→ GIVEN PROBLEM: Provide an exact transcription of all the records.

→ GIVEN INFORMATION:
────────────────────────────────────────

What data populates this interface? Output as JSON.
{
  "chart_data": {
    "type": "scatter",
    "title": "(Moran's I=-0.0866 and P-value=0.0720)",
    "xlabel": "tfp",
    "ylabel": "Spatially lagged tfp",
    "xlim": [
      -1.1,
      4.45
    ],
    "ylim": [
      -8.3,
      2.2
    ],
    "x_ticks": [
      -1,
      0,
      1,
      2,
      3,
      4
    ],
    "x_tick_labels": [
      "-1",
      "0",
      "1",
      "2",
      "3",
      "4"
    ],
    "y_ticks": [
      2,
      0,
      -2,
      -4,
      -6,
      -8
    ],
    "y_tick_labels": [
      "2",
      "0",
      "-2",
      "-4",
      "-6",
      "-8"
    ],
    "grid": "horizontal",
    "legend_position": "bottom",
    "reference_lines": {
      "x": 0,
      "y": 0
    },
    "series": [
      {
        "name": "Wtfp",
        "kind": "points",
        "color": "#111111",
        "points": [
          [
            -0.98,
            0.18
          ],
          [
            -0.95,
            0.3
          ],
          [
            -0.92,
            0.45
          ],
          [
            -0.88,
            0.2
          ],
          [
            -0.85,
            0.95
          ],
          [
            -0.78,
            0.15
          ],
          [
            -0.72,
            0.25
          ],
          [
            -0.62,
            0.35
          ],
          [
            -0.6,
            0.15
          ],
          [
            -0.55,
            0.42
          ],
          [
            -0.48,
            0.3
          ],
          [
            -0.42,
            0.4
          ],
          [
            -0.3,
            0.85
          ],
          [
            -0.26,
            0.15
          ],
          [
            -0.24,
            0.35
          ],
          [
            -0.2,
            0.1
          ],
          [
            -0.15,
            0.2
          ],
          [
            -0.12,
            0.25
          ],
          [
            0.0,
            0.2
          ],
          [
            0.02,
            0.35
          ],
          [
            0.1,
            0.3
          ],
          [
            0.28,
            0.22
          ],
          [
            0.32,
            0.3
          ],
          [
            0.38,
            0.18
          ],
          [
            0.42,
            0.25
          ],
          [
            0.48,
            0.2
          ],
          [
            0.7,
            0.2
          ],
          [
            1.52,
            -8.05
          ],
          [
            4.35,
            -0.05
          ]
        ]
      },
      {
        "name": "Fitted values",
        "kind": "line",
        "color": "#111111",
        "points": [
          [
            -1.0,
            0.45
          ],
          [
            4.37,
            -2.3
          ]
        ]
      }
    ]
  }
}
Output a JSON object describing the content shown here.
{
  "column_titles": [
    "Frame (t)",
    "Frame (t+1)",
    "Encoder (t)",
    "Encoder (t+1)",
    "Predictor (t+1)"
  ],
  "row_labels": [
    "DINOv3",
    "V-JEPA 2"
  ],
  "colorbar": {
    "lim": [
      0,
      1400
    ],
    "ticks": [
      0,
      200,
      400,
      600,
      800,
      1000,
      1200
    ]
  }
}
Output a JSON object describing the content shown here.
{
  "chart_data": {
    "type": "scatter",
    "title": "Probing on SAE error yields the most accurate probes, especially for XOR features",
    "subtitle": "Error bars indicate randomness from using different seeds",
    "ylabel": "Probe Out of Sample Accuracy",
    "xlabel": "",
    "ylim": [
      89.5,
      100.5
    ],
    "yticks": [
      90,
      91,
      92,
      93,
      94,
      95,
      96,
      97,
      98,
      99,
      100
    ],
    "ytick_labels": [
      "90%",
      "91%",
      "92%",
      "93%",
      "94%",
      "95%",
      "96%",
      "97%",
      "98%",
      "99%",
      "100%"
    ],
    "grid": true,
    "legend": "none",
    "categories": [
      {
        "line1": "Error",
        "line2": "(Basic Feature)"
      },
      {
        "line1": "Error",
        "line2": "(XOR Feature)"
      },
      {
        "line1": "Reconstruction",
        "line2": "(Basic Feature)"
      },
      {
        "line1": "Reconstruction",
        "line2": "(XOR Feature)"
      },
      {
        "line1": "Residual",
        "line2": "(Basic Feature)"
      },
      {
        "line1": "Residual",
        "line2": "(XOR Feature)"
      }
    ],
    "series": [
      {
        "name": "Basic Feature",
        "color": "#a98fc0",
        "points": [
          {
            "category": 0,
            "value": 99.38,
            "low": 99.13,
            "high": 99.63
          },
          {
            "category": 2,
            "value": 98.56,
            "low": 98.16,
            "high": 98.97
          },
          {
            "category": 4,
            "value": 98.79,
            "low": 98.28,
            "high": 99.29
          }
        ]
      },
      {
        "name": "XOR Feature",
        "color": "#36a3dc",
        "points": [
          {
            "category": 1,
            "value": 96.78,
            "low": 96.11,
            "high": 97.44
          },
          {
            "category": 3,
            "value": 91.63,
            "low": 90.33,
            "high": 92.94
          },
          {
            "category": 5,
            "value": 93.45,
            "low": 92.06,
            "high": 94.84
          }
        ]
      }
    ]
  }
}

────────────────────────────────────────

→ FINAL ANSWER:
What data populates this interface? Output as JSON.
{
  "chart_data": {
    "type": "scatter",
    "title": "(Moran's I=-0.0866 and P-value=0.0720)",
    "xlabel": "tfp",
    "ylabel": "Spatially lagged tfp",
    "xlim": [
      -1.1,
      4.45
    ],
    "ylim": [
      -8.3,
      2.2
    ],
    "x_ticks": [
      -1,
      0,
      1,
      2,
      3,
      4
    ],
    "x_tick_labels": [
      "-1",
      "0",
      "1",
      "2",
      "3",
      "4"
    ],
    "y_ticks": [
      2,
      0,
      -2,
      -4,
      -6,
      -8
    ],
    "y_tick_labels": [
      "2",
      "0",
      "-2",
      "-4",
      "-6",
      "-8"
    ],
    "grid": "horizontal",
    "legend_position": "bottom",
    "reference_lines": {
      "x": 0,
      "y": 0
    },
    "series": [
      {
        "name": "Wtfp",
        "kind": "points",
        "color": "#111111",
        "points": [
          [
            -0.98,
            0.18
          ],
          [
            -0.95,
            0.3
          ],
          [
            -0.92,
            0.45
          ],
          [
            -0.88,
            0.2
          ],
          [
            -0.85,
            0.95
          ],
          [
            -0.78,
            0.15
          ],
          [
            -0.72,
            0.25
          ],
          [
            -0.62,
            0.35
          ],
          [
            -0.6,
            0.15
          ],
          [
            -0.55,
            0.42
          ],
          [
            -0.48,
            0.3
          ],
          [
            -0.42,
            0.4
          ],
          [
            -0.3,
            0.85
          ],
          [
            -0.26,
            0.15
          ],
          [
            -0.24,
            0.35
          ],
          [
            -0.2,
            0.1
          ],
          [
            -0.15,
            0.2
          ],
          [
            -0.12,
            0.25
          ],
          [
            0.0,
            0.2
          ],
          [
            0.02,
            0.35
          ],
          [
            0.1,
            0.3
          ],
          [
            0.28,
            0.22
          ],
          [
            0.32,
            0.3
          ],
          [
            0.38,
            0.18
          ],
          [
            0.42,
            0.25
          ],
          [
            0.48,
            0.2
          ],
          [
            0.7,
            0.2
          ],
          [
            1.52,
            -8.05
          ],
          [
            4.35,
            -0.05
          ]
        ]
      },
      {
        "name": "Fitted values",
        "kind": "line",
        "color": "#111111",
        "points": [
          [
            -1.0,
            0.45
          ],
          [
            4.37,
            -2.3
          ]
        ]
      }
    ]
  }
}
Output a JSON object describing the content shown here.
{
  "column_titles": [
    "Frame (t)",
    "Frame (t+1)",
    "Encoder (t)",
    "Encoder (t+1)",
    "Predictor (t+1)"
  ],
  "row_labels": [
    "DINOv3",
    "V-JEPA 2"
  ],
  "colorbar": {
    "lim": [
      0,
      1400
    ],
    "ticks": [
      0,
      200,
      400,
      600,
      800,
      1000,
      1200
    ]
  }
}
Output a JSON object describing the content shown here.
{
  "chart_data": {
    "type": "scatter",
    "title": "Probing on SAE error yields the most accurate probes, especially for XOR features",
    "subtitle": "Error bars indicate randomness from using different seeds",
    "ylabel": "Probe Out of Sample Accuracy",
    "xlabel": "",
    "ylim": [
      89.5,
      100.5
    ],
    "yticks": [
      90,
      91,
      92,
      93,
      94,
      95,
      96,
      97,
      98,
      99,
      100
    ],
    "ytick_labels": [
      "90%",
      "91%",
      "92%",
      "93%",
      "94%",
      "95%",
      "96%",
      "97%",
      "98%",
      "99%",
      "100%"
    ],
    "grid": true,
    "legend": "none",
    "categories": [
      {
        "line1": "Error",
        "line2": "(Basic Feature)"
      },
      {
        "line1": "Error",
        "line2": "(XOR Feature)"
      },
      {
        "line1": "Reconstruction",
        "line2": "(Basic Feature)"
      },
      {
        "line1": "Reconstruction",
        "line2": "(XOR Feature)"
      },
      {
        "line1": "Residual",
        "line2": "(Basic Feature)"
      },
      {
        "line1": "Residual",
        "line2": "(XOR Feature)"
      }
    ],
    "series": [
      {
        "name": "Basic Feature",
        "color": "#a98fc0",
        "points": [
          {
            "category": 0,
            "value": 99.38,
            "low": 99.13,
            "high": 99.63
          },
          {
            "category": 2,
            "value": 98.56,
            "low": 98.16,
            "high": 98.97
          },
          {
            "category": 4,
            "value": 98.79,
            "low": 98.28,
            "high": 99.29
          }
        ]
      },
      {
        "name": "XOR Feature",
        "color": "#36a3dc",
        "points": [
          {
            "category": 1,
            "value": 96.78,
            "low": 96.11,
            "high": 97.44
          },
          {
            "category": 3,
            "value": 91.63,
            "low": 90.33,
            "high": 92.94
          },
          {
            "category": 5,
            "value": 93.45,
            "low": 92.06,
            "high": 94.84
          }
        ]
      }
    ]
  }
}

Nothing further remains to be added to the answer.